● What is expected: Read the records below and copy each line that contains "rules".

● Exercise inputs:
※ ※ ※

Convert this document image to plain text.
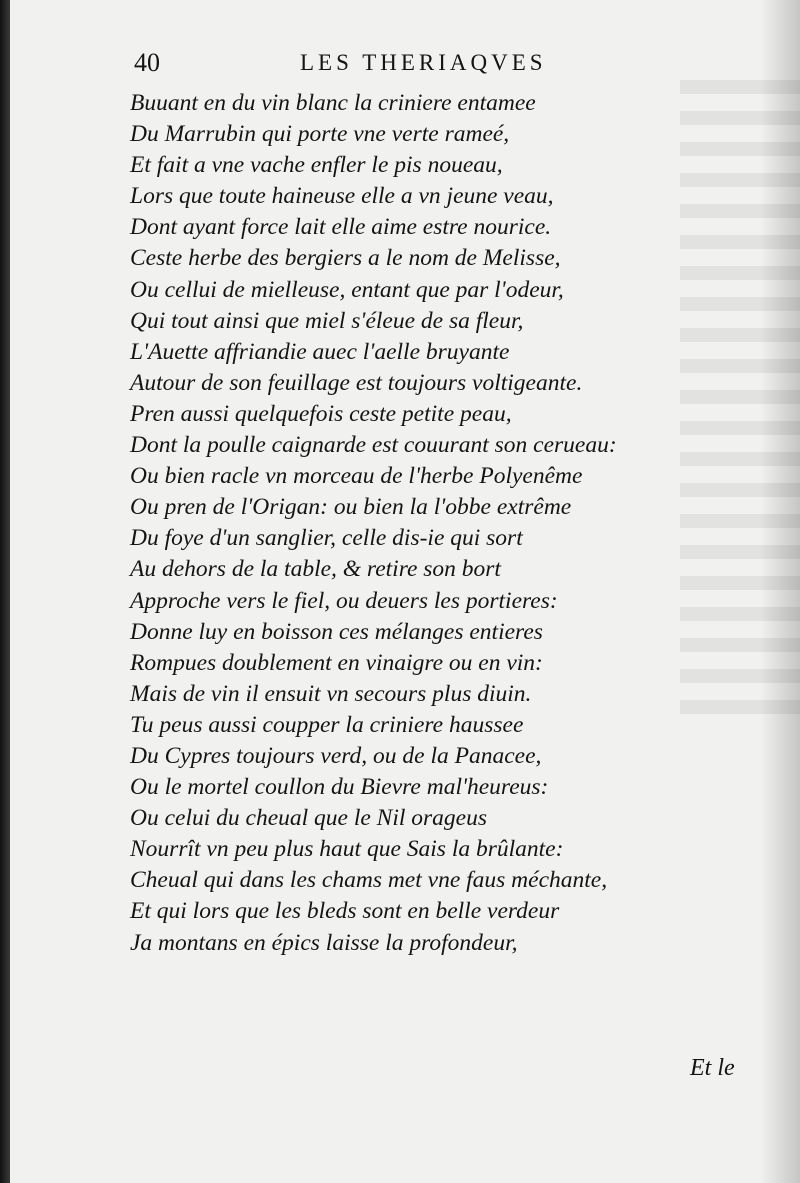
40	LES THERIAQVES
Buuant en du vin blanc la criniere entamee
Du Marrubin qui porte vne verte rameé,
Et fait a vne vache enfler le pis noueau,
Lors que toute haineuse elle a vn jeune veau,
Dont ayant force lait elle aime estre nourice.
Ceste herbe des bergiers a le nom de Melisse,
Ou cellui de mielleuse, entant que par l'odeur,
Qui tout ainsi que miel s'éleue de sa fleur,
L'Auette affriandie auec l'aelle bruyante
Autour de son feuillage est toujours voltigeante.
Pren aussi quelquefois ceste petite peau,
Dont la poulle caignarde est couurant son cerueau:
Ou bien racle vn morceau de l'herbe Polyenême
Ou pren de l'Origan: ou bien la l'obbe extrême
Du foye d'un sanglier, celle dis-ie qui sort
Au dehors de la table, & retire son bort
Approche vers le fiel, ou deuers les portieres:
Donne luy en boisson ces mélanges entieres
Rompues doublement en vinaigre ou en vin:
Mais de vin il ensuit vn secours plus diuin.
Tu peus aussi coupper la criniere haussee
Du Cypres toujours verd, ou de la Panacee,
Ou le mortel coullon du Bievre mal'heureus:
Ou celui du cheual que le Nil orageus
Nourrît vn peu plus haut que Sais la brûlante:
Cheual qui dans les chams met vne faus méchante,
Et qui lors que les bleds sont en belle verdeur
Ja montans en épics laisse la profondeur,
Et le
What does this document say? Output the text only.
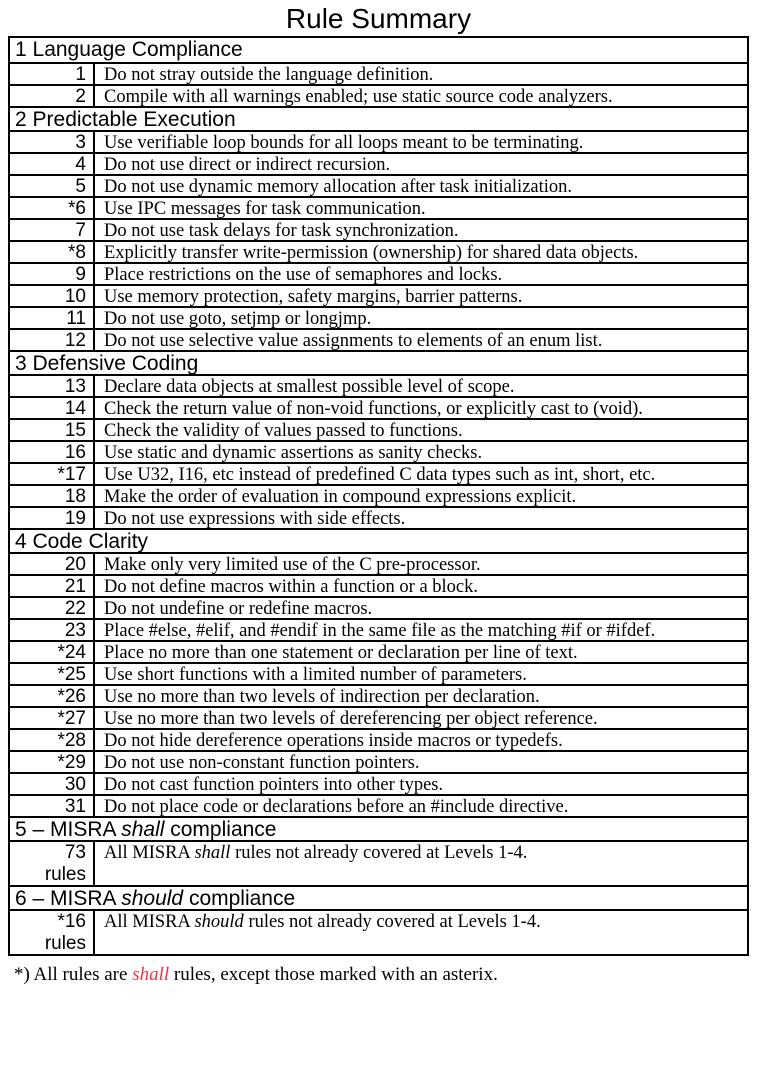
Rule Summary
1 Language Compliance
1 Do not stray outside the language definition.
2 Compile with all warnings enabled; use static source code analyzers.
2 Predictable Execution
3 Use verifiable loop bounds for all loops meant to be terminating.
4 Do not use direct or indirect recursion.
5 Do not use dynamic memory allocation after task initialization.
*6 Use IPC messages for task communication.
7 Do not use task delays for task synchronization.
*8 Explicitly transfer write-permission (ownership) for shared data objects.
9 Place restrictions on the use of semaphores and locks.
10 Use memory protection, safety margins, barrier patterns.
11 Do not use goto, setjmp or longjmp.
12 Do not use selective value assignments to elements of an enum list.
3 Defensive Coding
13 Declare data objects at smallest possible level of scope.
14 Check the return value of non-void functions, or explicitly cast to (void).
15 Check the validity of values passed to functions.
16 Use static and dynamic assertions as sanity checks.
*17 Use U32, I16, etc instead of predefined C data types such as int, short, etc.
18 Make the order of evaluation in compound expressions explicit.
19 Do not use expressions with side effects.
4 Code Clarity
20 Make only very limited use of the C pre-processor.
21 Do not define macros within a function or a block.
22 Do not undefine or redefine macros.
23 Place #else, #elif, and #endif in the same file as the matching #if or #ifdef.
*24 Place no more than one statement or declaration per line of text.
*25 Use short functions with a limited number of parameters.
*26 Use no more than two levels of indirection per declaration.
*27 Use no more than two levels of dereferencing per object reference.
*28 Do not hide dereference operations inside macros or typedefs.
*29 Do not use non-constant function pointers.
30 Do not cast function pointers into other types.
31 Do not place code or declarations before an #include directive.
5 – MISRA shall compliance
73
rules
All MISRA shall rules not already covered at Levels 1-4.
6 – MISRA should compliance
*16
rules
All MISRA should rules not already covered at Levels 1-4.
*) All rules are shall rules, except those marked with an asterix.
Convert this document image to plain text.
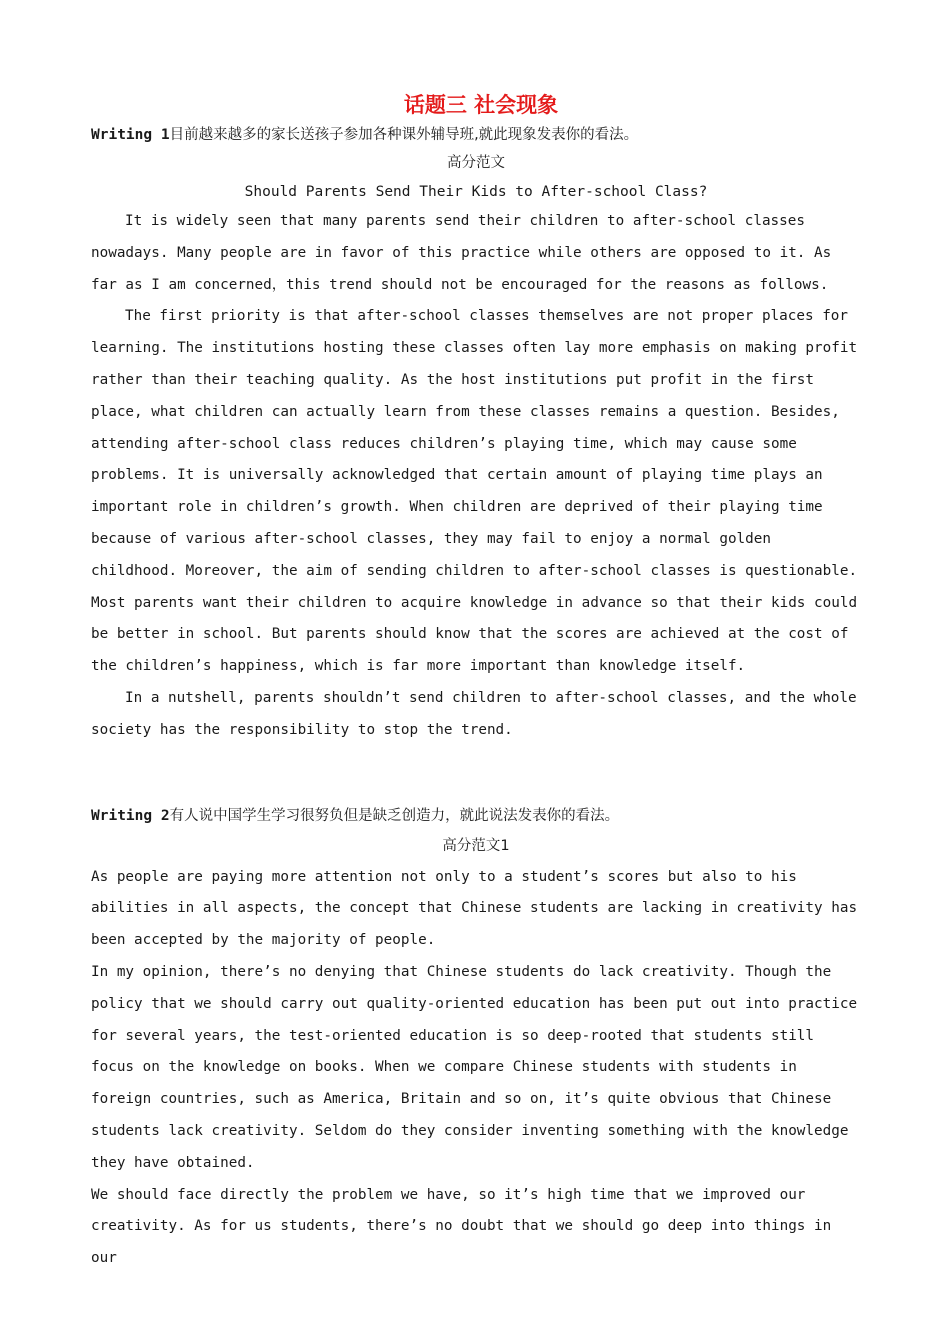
话题三 社会现象
Writing 1目前越来越多的家长送孩子参加各种课外辅导班,就此现象发表你的看法。
高分范文
Should Parents Send Their Kids to After-school Class?

It is widely seen that many parents send their children to after-school classes nowadays. Many people are in favor of this practice while others are opposed to it. As far as I am concerned，this trend should not be encouraged for the reasons as follows.

The first priority is that after-school classes themselves are not proper places for learning. The institutions hosting these classes often lay more emphasis on making profit rather than their teaching quality. As the host institutions put profit in the first place, what children can actually learn from these classes remains a question. Besides, attending after-school class reduces children’s playing time, which may cause some problems. It is universally acknowledged that certain amount of playing time plays an important role in children’s growth. When children are deprived of their playing time because of various after-school classes, they may fail to enjoy a normal golden childhood. Moreover, the aim of sending children to after-school classes is questionable. Most parents want their children to acquire knowledge in advance so that their kids could be better in school. But parents should know that the scores are achieved at the cost of the children’s happiness, which is far more important than knowledge itself.

In a nutshell, parents shouldn’t send children to after-school classes, and the whole society has the responsibility to stop the trend.

Writing 2有人说中国学生学习很努负但是缺乏创造力，就此说法发表你的看法。
高分范文1

As people are paying more attention not only to a student’s scores but also to his abilities in all aspects, the concept that Chinese students are lacking in creativity has been accepted by the majority of people.

In my opinion, there’s no denying that Chinese students do lack creativity. Though the policy that we should carry out quality-oriented education has been put out into practice for several years, the test-oriented education is so deep-rooted that students still focus on the knowledge on books. When we compare Chinese students with students in foreign countries, such as America, Britain and so on, it’s quite obvious that Chinese students lack creativity. Seldom do they consider inventing something with the knowledge they have obtained.

We should face directly the problem we have, so it’s high time that we improved our creativity. As for us students, there’s no doubt that we should go deep into things in our
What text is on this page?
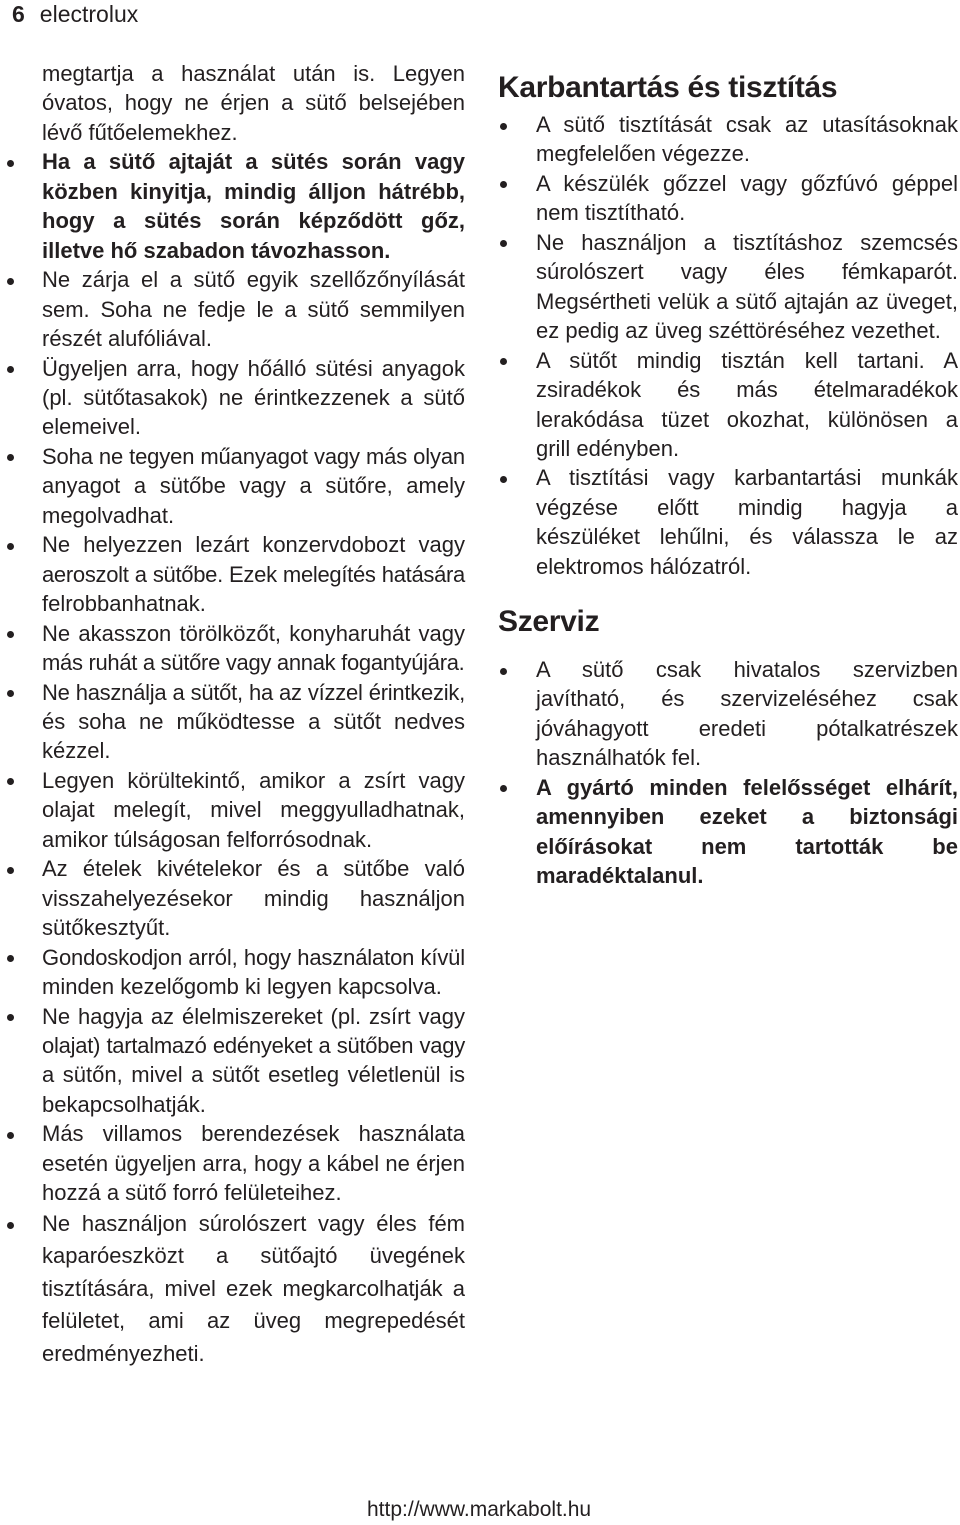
6 electrolux
megtartja a használat után is. Legyen
óvatos, hogy ne érjen a sütő belsejében
lévő fűtőelemekhez.
Ha a sütő ajtaját a sütés során vagy
közben kinyitja, mindig álljon hátrébb,
hogy a sütés során képződött gőz,
illetve hő szabadon távozhasson.
Ne zárja el a sütő egyik szellőzőnyílását
sem. Soha ne fedje le a sütő semmilyen
részét alufóliával.
Ügyeljen arra, hogy hőálló sütési anyagok
(pl. sütőtasakok) ne érintkezzenek a sütő
elemeivel.
Soha ne tegyen műanyagot vagy más olyan
anyagot a sütőbe vagy a sütőre, amely
megolvadhat.
Ne helyezzen lezárt konzervdobozt vagy
aeroszolt a sütőbe. Ezek melegítés hatására
felrobbanhatnak.
Ne akasszon törölközőt, konyharuhát vagy
más ruhát a sütőre vagy annak fogantyújára.
Ne használja a sütőt, ha az vízzel érintkezik,
és soha ne működtesse a sütőt nedves
kézzel.
Legyen körültekintő, amikor a zsírt vagy
olajat melegít, mivel meggyulladhatnak,
amikor túlságosan felforrósodnak.
Az ételek kivételekor és a sütőbe való
visszahelyezésekor mindig használjon
sütőkesztyűt.
Gondoskodjon arról, hogy használaton kívül
minden kezelőgomb ki legyen kapcsolva.
Ne hagyja az élelmiszereket (pl. zsírt vagy
olajat) tartalmazó edényeket a sütőben vagy
a sütőn, mivel a sütőt esetleg véletlenül is
bekapcsolhatják.
Más villamos berendezések használata
esetén ügyeljen arra, hogy a kábel ne érjen
hozzá a sütő forró felületeihez.
Ne használjon súrolószert vagy éles fém
kaparóeszközt a sütőajtó üvegének
tisztítására, mivel ezek megkarcolhatják a
felületet, ami az üveg megrepedését
eredményezheti.
Karbantartás és tisztítás
A sütő tisztítását csak az utasításoknak
megfelelően végezze.
A készülék gőzzel vagy gőzfúvó géppel
nem tisztítható.
Ne használjon a tisztításhoz szemcsés
súrolószert vagy éles fémkaparót.
Megsértheti velük a sütő ajtaján az üveget,
ez pedig az üveg széttöréséhez vezethet.
A sütőt mindig tisztán kell tartani. A
zsiradékok és más ételmaradékok
lerakódása tüzet okozhat, különösen a
grill edényben.
A tisztítási vagy karbantartási munkák
végzése előtt mindig hagyja a
készüléket lehűlni, és válassza le az
elektromos hálózatról.
Szerviz
A sütő csak hivatalos szervizben
javítható, és szervizeléséhez csak
jóváhagyott eredeti pótalkatrészek
használhatók fel.
A gyártó minden felelősséget elhárít,
amennyiben ezeket a biztonsági
előírásokat nem tartották be
maradéktalanul.
http://www.markabolt.hu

※ ※ ※

● Task response:
rules
All MISRA shall rules not already covered at Levels 1-4.
rules
All MISRA should rules not already covered at Levels 1-4.
*) All rules are shall rules, except those marked with an asterix.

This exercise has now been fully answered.